__What this task involves__: Reproduce the listing below in its entirety. Change nothing.

__Data excerpts__:

###

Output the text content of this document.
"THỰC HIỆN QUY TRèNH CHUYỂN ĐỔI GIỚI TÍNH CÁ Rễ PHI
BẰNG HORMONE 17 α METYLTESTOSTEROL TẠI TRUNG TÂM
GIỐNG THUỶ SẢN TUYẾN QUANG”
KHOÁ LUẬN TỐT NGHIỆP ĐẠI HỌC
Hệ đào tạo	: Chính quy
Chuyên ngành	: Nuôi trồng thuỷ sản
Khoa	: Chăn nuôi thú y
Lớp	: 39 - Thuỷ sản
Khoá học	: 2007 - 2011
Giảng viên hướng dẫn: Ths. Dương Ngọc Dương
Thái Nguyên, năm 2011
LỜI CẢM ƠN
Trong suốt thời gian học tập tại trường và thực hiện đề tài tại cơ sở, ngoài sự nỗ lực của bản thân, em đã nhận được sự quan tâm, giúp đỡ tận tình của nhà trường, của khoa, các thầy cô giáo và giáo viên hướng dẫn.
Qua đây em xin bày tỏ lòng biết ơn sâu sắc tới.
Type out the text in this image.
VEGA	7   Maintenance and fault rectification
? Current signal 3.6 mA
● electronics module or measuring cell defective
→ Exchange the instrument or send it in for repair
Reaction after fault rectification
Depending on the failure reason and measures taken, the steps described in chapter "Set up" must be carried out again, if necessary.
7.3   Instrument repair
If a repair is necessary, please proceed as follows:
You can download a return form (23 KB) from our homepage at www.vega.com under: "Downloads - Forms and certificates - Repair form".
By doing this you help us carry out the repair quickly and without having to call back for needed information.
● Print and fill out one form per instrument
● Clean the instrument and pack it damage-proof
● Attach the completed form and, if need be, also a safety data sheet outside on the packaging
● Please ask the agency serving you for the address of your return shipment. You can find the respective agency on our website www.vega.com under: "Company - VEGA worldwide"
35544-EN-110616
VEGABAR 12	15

###

__Solution__:
Output the text content of this document.
"THỰC HIỆN QUY TRèNH CHUYỂN ĐỔI GIỚI TÍNH CÁ Rễ PHI
BẰNG HORMONE 17 α METYLTESTOSTEROL TẠI TRUNG TÂM
GIỐNG THUỶ SẢN TUYẾN QUANG”
KHOÁ LUẬN TỐT NGHIỆP ĐẠI HỌC
Hệ đào tạo	: Chính quy
Chuyên ngành	: Nuôi trồng thuỷ sản
Khoa	: Chăn nuôi thú y
Lớp	: 39 - Thuỷ sản
Khoá học	: 2007 - 2011
Giảng viên hướng dẫn: Ths. Dương Ngọc Dương
Thái Nguyên, năm 2011
LỜI CẢM ƠN
Trong suốt thời gian học tập tại trường và thực hiện đề tài tại cơ sở, ngoài sự nỗ lực của bản thân, em đã nhận được sự quan tâm, giúp đỡ tận tình của nhà trường, của khoa, các thầy cô giáo và giáo viên hướng dẫn.
Qua đây em xin bày tỏ lòng biết ơn sâu sắc tới.
Type out the text in this image.
VEGA	7   Maintenance and fault rectification
? Current signal 3.6 mA
● electronics module or measuring cell defective
→ Exchange the instrument or send it in for repair
Reaction after fault rectification
Depending on the failure reason and measures taken, the steps described in chapter "Set up" must be carried out again, if necessary.
7.3   Instrument repair
If a repair is necessary, please proceed as follows:
You can download a return form (23 KB) from our homepage at www.vega.com under: "Downloads - Forms and certificates - Repair form".
By doing this you help us carry out the repair quickly and without having to call back for needed information.
● Print and fill out one form per instrument
● Clean the instrument and pack it damage-proof
● Attach the completed form and, if need be, also a safety data sheet outside on the packaging
● Please ask the agency serving you for the address of your return shipment. You can find the respective agency on our website www.vega.com under: "Company - VEGA worldwide"
35544-EN-110616
VEGABAR 12	15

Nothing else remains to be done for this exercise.